▸ Listed records:

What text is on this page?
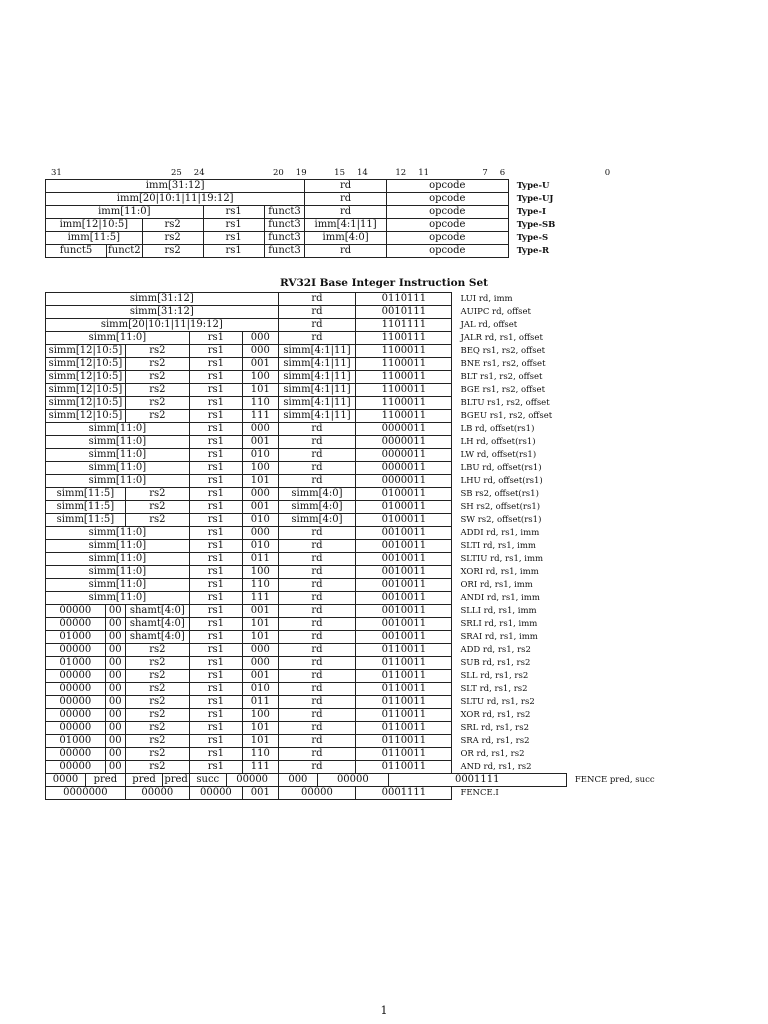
31	25 24	20 19	15 14	12 11	7 6	0
imm[31:12]					rd	opcode	Type-U
imm[20|10:1|11|19:12]					rd	opcode	Type-UJ
imm[11:0]			rs1	funct3	rd	opcode	Type-I
imm[12|10:5]		rs2	rs1	funct3	imm[4:1|11]	opcode	Type-SB
imm[11:5]		rs2	rs1	funct3	imm[4:0]	opcode	Type-S
funct5	funct2	rs2	rs1	funct3	rd	opcode	Type-R
RV32I Base Integer Instruction Set
simm[31:12]								rd		0110111		LUI rd, imm	
simm[31:12]								rd		0010111		AUIPC rd, offset	
simm[20|10:1|11|19:12]								rd		1101111		JAL rd, offset	
simm[11:0]					rs1		000	rd		1100111		JALR rd, rs1, offset	
simm[12|10:5]			rs2		rs1		000	simm[4:1|11]		1100011		BEQ rs1, rs2, offset	
simm[12|10:5]			rs2		rs1		001	simm[4:1|11]		1100011		BNE rs1, rs2, offset	
simm[12|10:5]			rs2		rs1		100	simm[4:1|11]		1100011		BLT rs1, rs2, offset	
simm[12|10:5]			rs2		rs1		101	simm[4:1|11]		1100011		BGE rs1, rs2, offset	
simm[12|10:5]			rs2		rs1		110	simm[4:1|11]		1100011		BLTU rs1, rs2, offset	
simm[12|10:5]			rs2		rs1		111	simm[4:1|11]		1100011		BGEU rs1, rs2, offset	
simm[11:0]					rs1		000	rd		0000011		LB rd, offset(rs1)	
simm[11:0]					rs1		001	rd		0000011		LH rd, offset(rs1)	
simm[11:0]					rs1		010	rd		0000011		LW rd, offset(rs1)	
simm[11:0]					rs1		100	rd		0000011		LBU rd, offset(rs1)	
simm[11:0]					rs1		101	rd		0000011		LHU rd, offset(rs1)	
simm[11:5]			rs2		rs1		000	simm[4:0]		0100011		SB rs2, offset(rs1)	
simm[11:5]			rs2		rs1		001	simm[4:0]		0100011		SH rs2, offset(rs1)	
simm[11:5]			rs2		rs1		010	simm[4:0]		0100011		SW rs2, offset(rs1)	
simm[11:0]					rs1		000	rd		0010011		ADDI rd, rs1, imm	
simm[11:0]					rs1		010	rd		0010011		SLTI rd, rs1, imm	
simm[11:0]					rs1		011	rd		0010011		SLTIU rd, rs1, imm	
simm[11:0]					rs1		100	rd		0010011		XORI rd, rs1, imm	
simm[11:0]					rs1		110	rd		0010011		ORI rd, rs1, imm	
simm[11:0]					rs1		111	rd		0010011		ANDI rd, rs1, imm	
00000		00	shamt[4:0]		rs1		001	rd		0010011		SLLI rd, rs1, imm	
00000		00	shamt[4:0]		rs1		101	rd		0010011		SRLI rd, rs1, imm	
01000		00	shamt[4:0]		rs1		101	rd		0010011		SRAI rd, rs1, imm	
00000		00	rs2		rs1		000	rd		0110011		ADD rd, rs1, rs2	
01000		00	rs2		rs1		000	rd		0110011		SUB rd, rs1, rs2	
00000		00	rs2		rs1		001	rd		0110011		SLL rd, rs1, rs2	
00000		00	rs2		rs1		010	rd		0110011		SLT rd, rs1, rs2	
00000		00	rs2		rs1		011	rd		0110011		SLTU rd, rs1, rs2	
00000		00	rs2		rs1		100	rd		0110011		XOR rd, rs1, rs2	
00000		00	rs2		rs1		101	rd		0110011		SRL rd, rs1, rs2	
01000		00	rs2		rs1		101	rd		0110011		SRA rd, rs1, rs2	
00000		00	rs2		rs1		110	rd		0110011		OR rd, rs1, rs2	
00000		00	rs2		rs1		111	rd		0110011		AND rd, rs1, rs2	
0000	pred		pred	pred	succ	00000		000	00000		0001111		FENCE pred, succ
0000000			00000		00000		001	00000		0001111		FENCE.I	
1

▸ Given task: How many lines in these entries contain the string "opcode"? State the number and nothing more.

▸ The result: 6